§ Passage
Re: [DISCUSS] Apache Kafka 3.4.0 release

2022-12-07 Thread Rajini Sivaram
Hi Sophie,

The first PR for KIP-881 which contains protocol changes has been merged to
trunk (https://github.com/apache/kafka/pull/12954). It is a relatively
small PR, can we merge to 3.4.0?

Thank you,

Rajini


On Wed, Dec 7, 2022 at 11:16 AM Divij Vaidya 
wrote:

> Hey Sophie
>
> I have a couple of pending PRs which have been waiting for review since
> preparation of the 3.3 release. They are not blockers for 3.4 but are being
> tracked as improvements that we would like to add to 3.4 release.

§ Jobs
**a)** Transcribe the part of the Kafka release thread starting with "The first PR" and going on through "merge to 3.4.0?".
**b)** Write the next part of the Kafka 3.4.0 release thread, picking up after its last line.

§ Data extract
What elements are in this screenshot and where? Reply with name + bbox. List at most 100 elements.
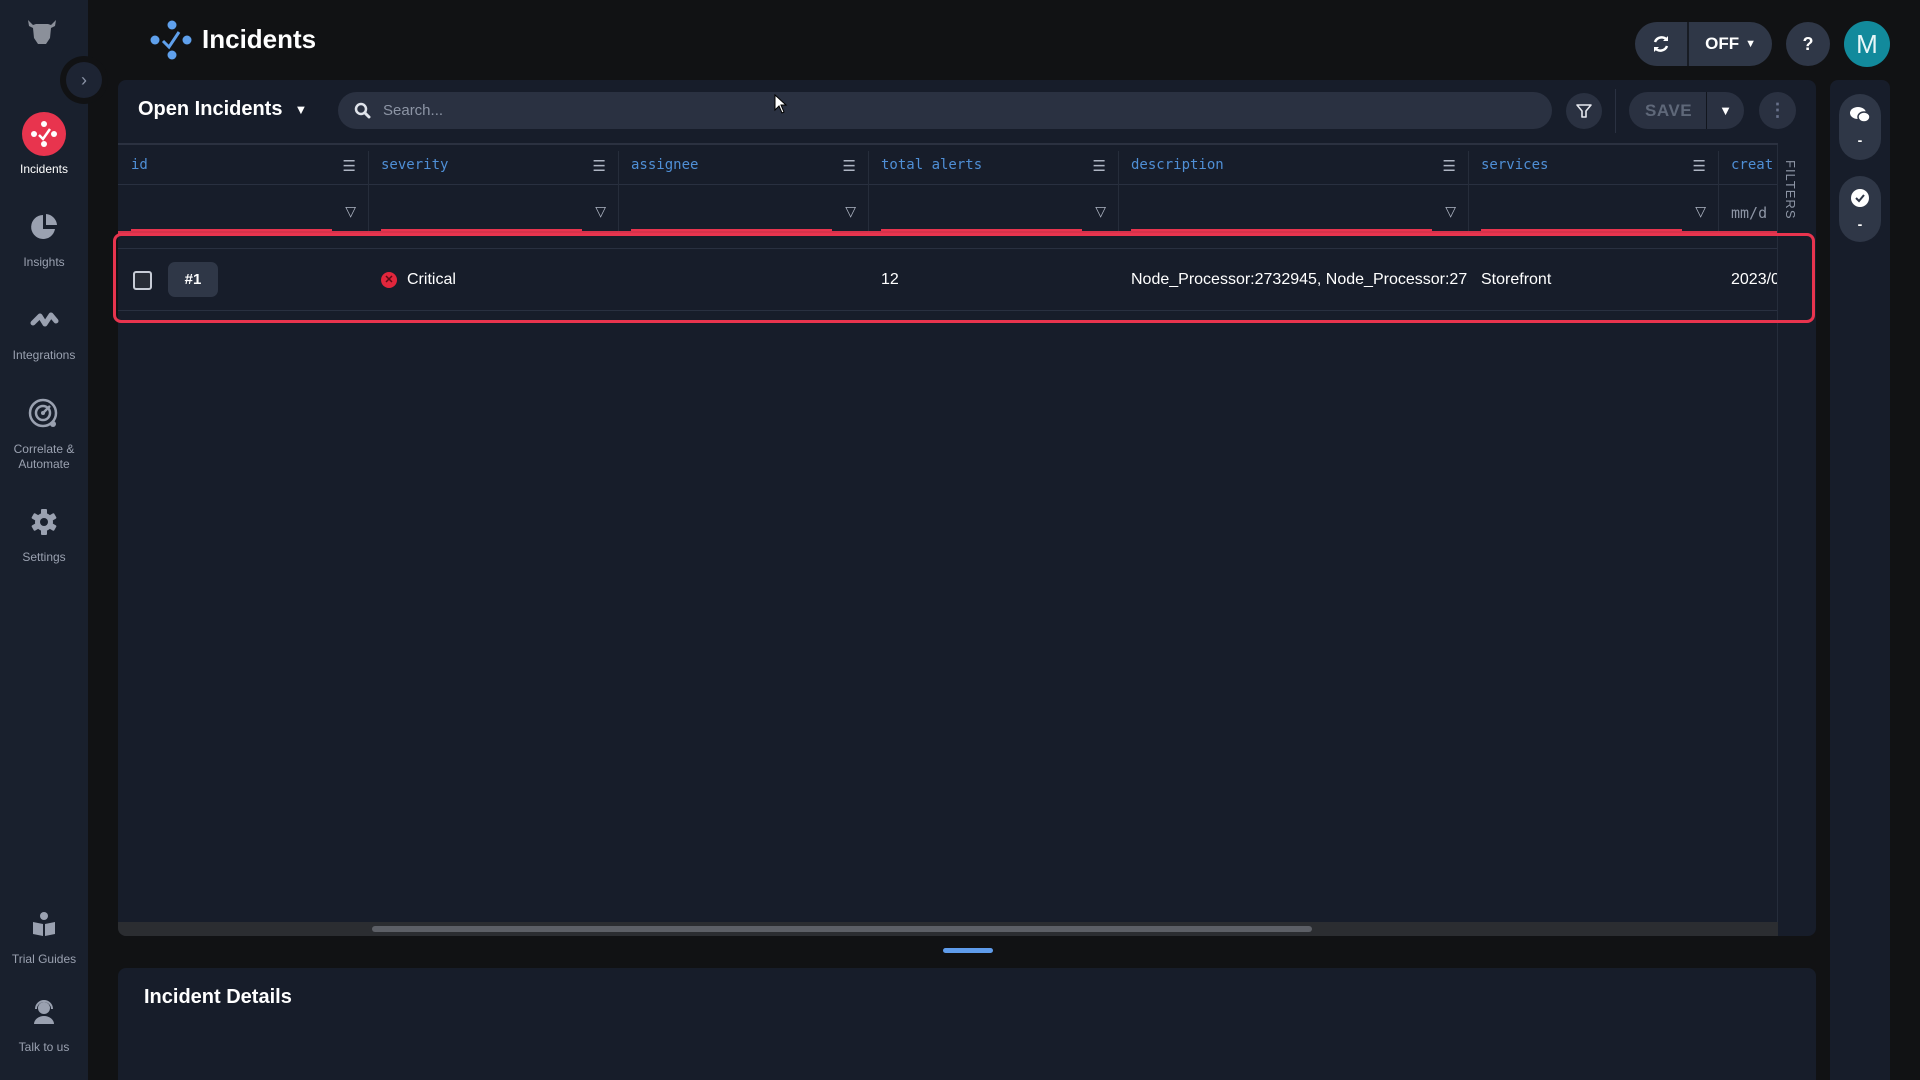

§ Responses per task
**a)**
The first PR for KIP-881 which contains protocol changes has been merged to
trunk (https://github.com/apache/kafka/pull/12954). It is a relatively
small PR, can we merge to 3.4.0?

**b)**
>
> Please consider taking a look when you get a chance:
>
> 1. https://issues.apache.org/jira/browse/KAFKA-7109
> 2. https://github.com/apache/kafka/pull/12228
>
> --
> Divij Vaidya
>
>
>
> On Wed, Dec 7, 2022 at 3:18 AM Sophie Blee-Goldman
>  wrote:
>
> > Hey all,
> >
> > First off, just a heads up that code freeze will be *tomorrow, Dec 6th*
> so
> > please make sure
> > to merge any lingering PRs by EOD Wednesday (PST). If you have a
> potential
> > blocker
> > that may take longer to fix and hasn't already been communicated to me,
> > please reach out
> > to me now and make sure the ticket is marked as a blocker for 3.4
> >
> > Also note that the 3.4 branch has been created, so going forward you'll
> > need to ensure that
> > newly merged PRs are cherrypicked to this branch to make the 3.4 release.
> >
> > Thanks, and don't hesitate to reach out if you have any questions.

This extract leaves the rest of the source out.